Exercise
Without the pictures, set down the records below word for word.

....

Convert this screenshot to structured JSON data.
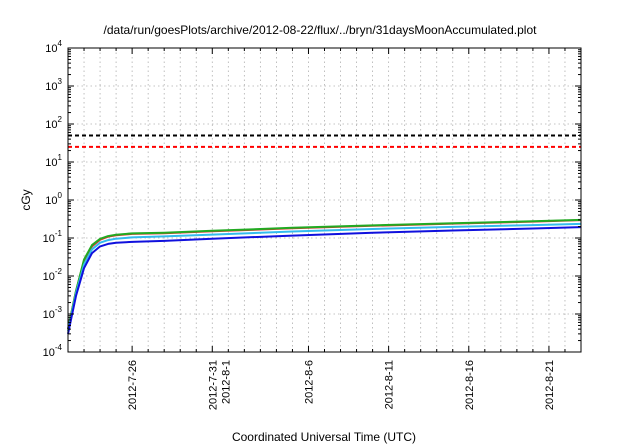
{
  "chart_data": {
    "type": "line",
    "title": "/data/run/goesPlots/archive/2012-08-22/flux/../bryn/31daysMoonAccumulated.plot",
    "xlabel": "Coordinated Universal Time (UTC)",
    "ylabel": "cGy",
    "y_scale": "log",
    "ylim": [
      0.0001,
      10000
    ],
    "xlim": [
      "2012-07-22",
      "2012-08-23"
    ],
    "grid": true,
    "y_ticks": [
      {
        "base": "10",
        "exp": "-4",
        "value": 0.0001
      },
      {
        "base": "10",
        "exp": "-3",
        "value": 0.001
      },
      {
        "base": "10",
        "exp": "-2",
        "value": 0.01
      },
      {
        "base": "10",
        "exp": "-1",
        "value": 0.1
      },
      {
        "base": "10",
        "exp": "0",
        "value": 1
      },
      {
        "base": "10",
        "exp": "1",
        "value": 10
      },
      {
        "base": "10",
        "exp": "2",
        "value": 100
      },
      {
        "base": "10",
        "exp": "3",
        "value": 1000
      },
      {
        "base": "10",
        "exp": "4",
        "value": 10000
      }
    ],
    "x_ticks": [
      {
        "date": "2012-07-26",
        "label": "2012-7-26",
        "label2": ""
      },
      {
        "date": "2012-07-31",
        "label": "2012-7-31",
        "label2": "2012-8-1"
      },
      {
        "date": "2012-08-06",
        "label": "2012-8-6",
        "label2": ""
      },
      {
        "date": "2012-08-11",
        "label": "2012-8-11",
        "label2": ""
      },
      {
        "date": "2012-08-16",
        "label": "2012-8-16",
        "label2": ""
      },
      {
        "date": "2012-08-21",
        "label": "2012-8-21",
        "label2": ""
      }
    ],
    "hlines": [
      {
        "value": 50,
        "color": "#000000",
        "style": "dashed"
      },
      {
        "value": 25,
        "color": "#ff0000",
        "style": "dashed"
      }
    ],
    "series": [
      {
        "color": "#e03030",
        "x": [
          "2012-07-22",
          "2012-07-22 12:00",
          "2012-07-23",
          "2012-07-23 12:00",
          "2012-07-24",
          "2012-07-24 12:00",
          "2012-07-25",
          "2012-07-26",
          "2012-07-28",
          "2012-07-31",
          "2012-08-05",
          "2012-08-10",
          "2012-08-15",
          "2012-08-20",
          "2012-08-23"
        ],
        "y": [
          0.0004,
          0.004,
          0.025,
          0.06,
          0.09,
          0.108,
          0.118,
          0.128,
          0.134,
          0.15,
          0.18,
          0.21,
          0.24,
          0.27,
          0.295
        ]
      },
      {
        "color": "#22aa22",
        "x": [
          "2012-07-22",
          "2012-07-22 12:00",
          "2012-07-23",
          "2012-07-23 12:00",
          "2012-07-24",
          "2012-07-24 12:00",
          "2012-07-25",
          "2012-07-26",
          "2012-07-28",
          "2012-07-31",
          "2012-08-05",
          "2012-08-10",
          "2012-08-15",
          "2012-08-20",
          "2012-08-23"
        ],
        "y": [
          0.0004,
          0.004,
          0.027,
          0.065,
          0.095,
          0.112,
          0.122,
          0.132,
          0.138,
          0.155,
          0.185,
          0.215,
          0.245,
          0.275,
          0.3
        ]
      },
      {
        "color": "#33bbee",
        "x": [
          "2012-07-22",
          "2012-07-22 12:00",
          "2012-07-23",
          "2012-07-23 12:00",
          "2012-07-24",
          "2012-07-24 12:00",
          "2012-07-25",
          "2012-07-26",
          "2012-07-28",
          "2012-07-31",
          "2012-08-05",
          "2012-08-10",
          "2012-08-15",
          "2012-08-20",
          "2012-08-23"
        ],
        "y": [
          0.00035,
          0.0035,
          0.02,
          0.05,
          0.075,
          0.088,
          0.096,
          0.104,
          0.11,
          0.123,
          0.148,
          0.172,
          0.196,
          0.218,
          0.235
        ]
      },
      {
        "color": "#1010dd",
        "x": [
          "2012-07-22",
          "2012-07-22 12:00",
          "2012-07-23",
          "2012-07-23 12:00",
          "2012-07-24",
          "2012-07-24 12:00",
          "2012-07-25",
          "2012-07-26",
          "2012-07-28",
          "2012-07-31",
          "2012-08-05",
          "2012-08-10",
          "2012-08-15",
          "2012-08-20",
          "2012-08-23"
        ],
        "y": [
          0.0003,
          0.003,
          0.016,
          0.04,
          0.06,
          0.07,
          0.075,
          0.079,
          0.084,
          0.096,
          0.116,
          0.137,
          0.158,
          0.178,
          0.193
        ]
      }
    ]
  }
}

....

Result below
Convert this screenshot to structured JSON data.
{
  "chart_data": {
    "type": "line",
    "title": "/data/run/goesPlots/archive/2012-08-22/flux/../bryn/31daysMoonAccumulated.plot",
    "xlabel": "Coordinated Universal Time (UTC)",
    "ylabel": "cGy",
    "y_scale": "log",
    "ylim": [
      0.0001,
      10000
    ],
    "xlim": [
      "2012-07-22",
      "2012-08-23"
    ],
    "grid": true,
    "y_ticks": [
      {
        "base": "10",
        "exp": "-4",
        "value": 0.0001
      },
      {
        "base": "10",
        "exp": "-3",
        "value": 0.001
      },
      {
        "base": "10",
        "exp": "-2",
        "value": 0.01
      },
      {
        "base": "10",
        "exp": "-1",
        "value": 0.1
      },
      {
        "base": "10",
        "exp": "0",
        "value": 1
      },
      {
        "base": "10",
        "exp": "1",
        "value": 10
      },
      {
        "base": "10",
        "exp": "2",
        "value": 100
      },
      {
        "base": "10",
        "exp": "3",
        "value": 1000
      },
      {
        "base": "10",
        "exp": "4",
        "value": 10000
      }
    ],
    "x_ticks": [
      {
        "date": "2012-07-26",
        "label": "2012-7-26",
        "label2": ""
      },
      {
        "date": "2012-07-31",
        "label": "2012-7-31",
        "label2": "2012-8-1"
      },
      {
        "date": "2012-08-06",
        "label": "2012-8-6",
        "label2": ""
      },
      {
        "date": "2012-08-11",
        "label": "2012-8-11",
        "label2": ""
      },
      {
        "date": "2012-08-16",
        "label": "2012-8-16",
        "label2": ""
      },
      {
        "date": "2012-08-21",
        "label": "2012-8-21",
        "label2": ""
      }
    ],
    "hlines": [
      {
        "value": 50,
        "color": "#000000",
        "style": "dashed"
      },
      {
        "value": 25,
        "color": "#ff0000",
        "style": "dashed"
      }
    ],
    "series": [
      {
        "color": "#e03030",
        "x": [
          "2012-07-22",
          "2012-07-22 12:00",
          "2012-07-23",
          "2012-07-23 12:00",
          "2012-07-24",
          "2012-07-24 12:00",
          "2012-07-25",
          "2012-07-26",
          "2012-07-28",
          "2012-07-31",
          "2012-08-05",
          "2012-08-10",
          "2012-08-15",
          "2012-08-20",
          "2012-08-23"
        ],
        "y": [
          0.0004,
          0.004,
          0.025,
          0.06,
          0.09,
          0.108,
          0.118,
          0.128,
          0.134,
          0.15,
          0.18,
          0.21,
          0.24,
          0.27,
          0.295
        ]
      },
      {
        "color": "#22aa22",
        "x": [
          "2012-07-22",
          "2012-07-22 12:00",
          "2012-07-23",
          "2012-07-23 12:00",
          "2012-07-24",
          "2012-07-24 12:00",
          "2012-07-25",
          "2012-07-26",
          "2012-07-28",
          "2012-07-31",
          "2012-08-05",
          "2012-08-10",
          "2012-08-15",
          "2012-08-20",
          "2012-08-23"
        ],
        "y": [
          0.0004,
          0.004,
          0.027,
          0.065,
          0.095,
          0.112,
          0.122,
          0.132,
          0.138,
          0.155,
          0.185,
          0.215,
          0.245,
          0.275,
          0.3
        ]
      },
      {
        "color": "#33bbee",
        "x": [
          "2012-07-22",
          "2012-07-22 12:00",
          "2012-07-23",
          "2012-07-23 12:00",
          "2012-07-24",
          "2012-07-24 12:00",
          "2012-07-25",
          "2012-07-26",
          "2012-07-28",
          "2012-07-31",
          "2012-08-05",
          "2012-08-10",
          "2012-08-15",
          "2012-08-20",
          "2012-08-23"
        ],
        "y": [
          0.00035,
          0.0035,
          0.02,
          0.05,
          0.075,
          0.088,
          0.096,
          0.104,
          0.11,
          0.123,
          0.148,
          0.172,
          0.196,
          0.218,
          0.235
        ]
      },
      {
        "color": "#1010dd",
        "x": [
          "2012-07-22",
          "2012-07-22 12:00",
          "2012-07-23",
          "2012-07-23 12:00",
          "2012-07-24",
          "2012-07-24 12:00",
          "2012-07-25",
          "2012-07-26",
          "2012-07-28",
          "2012-07-31",
          "2012-08-05",
          "2012-08-10",
          "2012-08-15",
          "2012-08-20",
          "2012-08-23"
        ],
        "y": [
          0.0003,
          0.003,
          0.016,
          0.04,
          0.06,
          0.07,
          0.075,
          0.079,
          0.084,
          0.096,
          0.116,
          0.137,
          0.158,
          0.178,
          0.193
        ]
      }
    ]
  }
}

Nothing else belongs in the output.